> _Written exercise_
Write out all of the lines below, exactly and completely.

━━ Data for this task ━━

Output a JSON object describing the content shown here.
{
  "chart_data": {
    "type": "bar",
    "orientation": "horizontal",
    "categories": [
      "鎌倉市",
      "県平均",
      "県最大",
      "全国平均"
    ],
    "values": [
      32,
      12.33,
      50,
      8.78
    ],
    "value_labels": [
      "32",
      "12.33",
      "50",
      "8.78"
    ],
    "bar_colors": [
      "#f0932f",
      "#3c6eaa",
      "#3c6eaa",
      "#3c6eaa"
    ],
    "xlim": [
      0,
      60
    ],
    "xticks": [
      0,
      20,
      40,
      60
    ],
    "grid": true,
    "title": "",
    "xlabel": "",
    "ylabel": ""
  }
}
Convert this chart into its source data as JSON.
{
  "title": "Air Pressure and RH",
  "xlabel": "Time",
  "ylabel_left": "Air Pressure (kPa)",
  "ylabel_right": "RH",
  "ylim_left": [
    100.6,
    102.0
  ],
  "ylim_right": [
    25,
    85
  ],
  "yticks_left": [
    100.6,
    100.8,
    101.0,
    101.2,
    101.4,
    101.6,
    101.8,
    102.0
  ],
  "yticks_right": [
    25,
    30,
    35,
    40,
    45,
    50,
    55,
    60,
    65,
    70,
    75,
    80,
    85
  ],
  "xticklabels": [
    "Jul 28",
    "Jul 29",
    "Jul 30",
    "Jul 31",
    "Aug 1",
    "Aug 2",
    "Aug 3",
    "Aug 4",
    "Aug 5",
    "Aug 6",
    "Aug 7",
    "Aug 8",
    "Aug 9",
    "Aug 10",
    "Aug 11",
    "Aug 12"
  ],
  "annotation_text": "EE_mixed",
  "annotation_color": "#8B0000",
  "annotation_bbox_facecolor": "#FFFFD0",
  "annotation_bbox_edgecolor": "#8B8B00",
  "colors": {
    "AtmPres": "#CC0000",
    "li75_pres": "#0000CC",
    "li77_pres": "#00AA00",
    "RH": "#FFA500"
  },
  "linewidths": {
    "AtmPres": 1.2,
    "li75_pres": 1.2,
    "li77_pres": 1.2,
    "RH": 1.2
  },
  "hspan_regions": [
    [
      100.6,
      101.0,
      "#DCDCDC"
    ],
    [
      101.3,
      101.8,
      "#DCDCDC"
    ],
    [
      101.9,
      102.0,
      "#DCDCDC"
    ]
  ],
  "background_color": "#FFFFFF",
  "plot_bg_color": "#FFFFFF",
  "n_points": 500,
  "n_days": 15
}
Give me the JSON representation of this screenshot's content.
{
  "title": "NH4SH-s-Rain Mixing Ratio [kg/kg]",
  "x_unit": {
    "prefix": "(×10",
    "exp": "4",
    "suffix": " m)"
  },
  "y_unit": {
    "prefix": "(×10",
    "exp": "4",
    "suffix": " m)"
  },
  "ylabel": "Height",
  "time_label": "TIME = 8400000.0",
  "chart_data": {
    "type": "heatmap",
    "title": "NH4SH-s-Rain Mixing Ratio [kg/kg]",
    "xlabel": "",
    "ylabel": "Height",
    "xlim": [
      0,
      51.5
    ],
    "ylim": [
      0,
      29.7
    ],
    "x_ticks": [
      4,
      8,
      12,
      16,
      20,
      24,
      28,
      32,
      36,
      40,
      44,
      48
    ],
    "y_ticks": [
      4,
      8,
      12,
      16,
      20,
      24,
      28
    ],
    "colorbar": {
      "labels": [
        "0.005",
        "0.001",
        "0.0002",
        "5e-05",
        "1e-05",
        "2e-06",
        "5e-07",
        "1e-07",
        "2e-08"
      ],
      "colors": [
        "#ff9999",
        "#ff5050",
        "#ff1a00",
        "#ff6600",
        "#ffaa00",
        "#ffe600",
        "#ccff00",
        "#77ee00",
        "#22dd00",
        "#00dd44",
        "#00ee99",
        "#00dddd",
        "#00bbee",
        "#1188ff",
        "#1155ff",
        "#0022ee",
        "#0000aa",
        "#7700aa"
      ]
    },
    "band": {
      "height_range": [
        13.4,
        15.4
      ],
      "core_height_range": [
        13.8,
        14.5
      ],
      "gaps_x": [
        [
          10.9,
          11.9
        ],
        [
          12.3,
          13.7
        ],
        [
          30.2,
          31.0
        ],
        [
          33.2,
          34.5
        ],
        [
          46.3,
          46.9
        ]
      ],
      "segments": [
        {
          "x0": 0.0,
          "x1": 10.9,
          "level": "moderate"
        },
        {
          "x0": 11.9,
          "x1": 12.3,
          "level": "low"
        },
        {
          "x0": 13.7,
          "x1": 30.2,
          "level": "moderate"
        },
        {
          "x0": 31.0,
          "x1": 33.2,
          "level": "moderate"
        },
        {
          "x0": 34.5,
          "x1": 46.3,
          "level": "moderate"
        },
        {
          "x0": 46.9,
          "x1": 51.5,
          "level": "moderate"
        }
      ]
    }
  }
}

━━━

> _Response to this task_
Output a JSON object describing the content shown here.
{
  "chart_data": {
    "type": "bar",
    "orientation": "horizontal",
    "categories": [
      "鎌倉市",
      "県平均",
      "県最大",
      "全国平均"
    ],
    "values": [
      32,
      12.33,
      50,
      8.78
    ],
    "value_labels": [
      "32",
      "12.33",
      "50",
      "8.78"
    ],
    "bar_colors": [
      "#f0932f",
      "#3c6eaa",
      "#3c6eaa",
      "#3c6eaa"
    ],
    "xlim": [
      0,
      60
    ],
    "xticks": [
      0,
      20,
      40,
      60
    ],
    "grid": true,
    "title": "",
    "xlabel": "",
    "ylabel": ""
  }
}
Convert this chart into its source data as JSON.
{
  "title": "Air Pressure and RH",
  "xlabel": "Time",
  "ylabel_left": "Air Pressure (kPa)",
  "ylabel_right": "RH",
  "ylim_left": [
    100.6,
    102.0
  ],
  "ylim_right": [
    25,
    85
  ],
  "yticks_left": [
    100.6,
    100.8,
    101.0,
    101.2,
    101.4,
    101.6,
    101.8,
    102.0
  ],
  "yticks_right": [
    25,
    30,
    35,
    40,
    45,
    50,
    55,
    60,
    65,
    70,
    75,
    80,
    85
  ],
  "xticklabels": [
    "Jul 28",
    "Jul 29",
    "Jul 30",
    "Jul 31",
    "Aug 1",
    "Aug 2",
    "Aug 3",
    "Aug 4",
    "Aug 5",
    "Aug 6",
    "Aug 7",
    "Aug 8",
    "Aug 9",
    "Aug 10",
    "Aug 11",
    "Aug 12"
  ],
  "annotation_text": "EE_mixed",
  "annotation_color": "#8B0000",
  "annotation_bbox_facecolor": "#FFFFD0",
  "annotation_bbox_edgecolor": "#8B8B00",
  "colors": {
    "AtmPres": "#CC0000",
    "li75_pres": "#0000CC",
    "li77_pres": "#00AA00",
    "RH": "#FFA500"
  },
  "linewidths": {
    "AtmPres": 1.2,
    "li75_pres": 1.2,
    "li77_pres": 1.2,
    "RH": 1.2
  },
  "hspan_regions": [
    [
      100.6,
      101.0,
      "#DCDCDC"
    ],
    [
      101.3,
      101.8,
      "#DCDCDC"
    ],
    [
      101.9,
      102.0,
      "#DCDCDC"
    ]
  ],
  "background_color": "#FFFFFF",
  "plot_bg_color": "#FFFFFF",
  "n_points": 500,
  "n_days": 15
}
Give me the JSON representation of this screenshot's content.
{
  "title": "NH4SH-s-Rain Mixing Ratio [kg/kg]",
  "x_unit": {
    "prefix": "(×10",
    "exp": "4",
    "suffix": " m)"
  },
  "y_unit": {
    "prefix": "(×10",
    "exp": "4",
    "suffix": " m)"
  },
  "ylabel": "Height",
  "time_label": "TIME = 8400000.0",
  "chart_data": {
    "type": "heatmap",
    "title": "NH4SH-s-Rain Mixing Ratio [kg/kg]",
    "xlabel": "",
    "ylabel": "Height",
    "xlim": [
      0,
      51.5
    ],
    "ylim": [
      0,
      29.7
    ],
    "x_ticks": [
      4,
      8,
      12,
      16,
      20,
      24,
      28,
      32,
      36,
      40,
      44,
      48
    ],
    "y_ticks": [
      4,
      8,
      12,
      16,
      20,
      24,
      28
    ],
    "colorbar": {
      "labels": [
        "0.005",
        "0.001",
        "0.0002",
        "5e-05",
        "1e-05",
        "2e-06",
        "5e-07",
        "1e-07",
        "2e-08"
      ],
      "colors": [
        "#ff9999",
        "#ff5050",
        "#ff1a00",
        "#ff6600",
        "#ffaa00",
        "#ffe600",
        "#ccff00",
        "#77ee00",
        "#22dd00",
        "#00dd44",
        "#00ee99",
        "#00dddd",
        "#00bbee",
        "#1188ff",
        "#1155ff",
        "#0022ee",
        "#0000aa",
        "#7700aa"
      ]
    },
    "band": {
      "height_range": [
        13.4,
        15.4
      ],
      "core_height_range": [
        13.8,
        14.5
      ],
      "gaps_x": [
        [
          10.9,
          11.9
        ],
        [
          12.3,
          13.7
        ],
        [
          30.2,
          31.0
        ],
        [
          33.2,
          34.5
        ],
        [
          46.3,
          46.9
        ]
      ],
      "segments": [
        {
          "x0": 0.0,
          "x1": 10.9,
          "level": "moderate"
        },
        {
          "x0": 11.9,
          "x1": 12.3,
          "level": "low"
        },
        {
          "x0": 13.7,
          "x1": 30.2,
          "level": "moderate"
        },
        {
          "x0": 31.0,
          "x1": 33.2,
          "level": "moderate"
        },
        {
          "x0": 34.5,
          "x1": 46.3,
          "level": "moderate"
        },
        {
          "x0": 46.9,
          "x1": 51.5,
          "level": "moderate"
        }
      ]
    }
  }
}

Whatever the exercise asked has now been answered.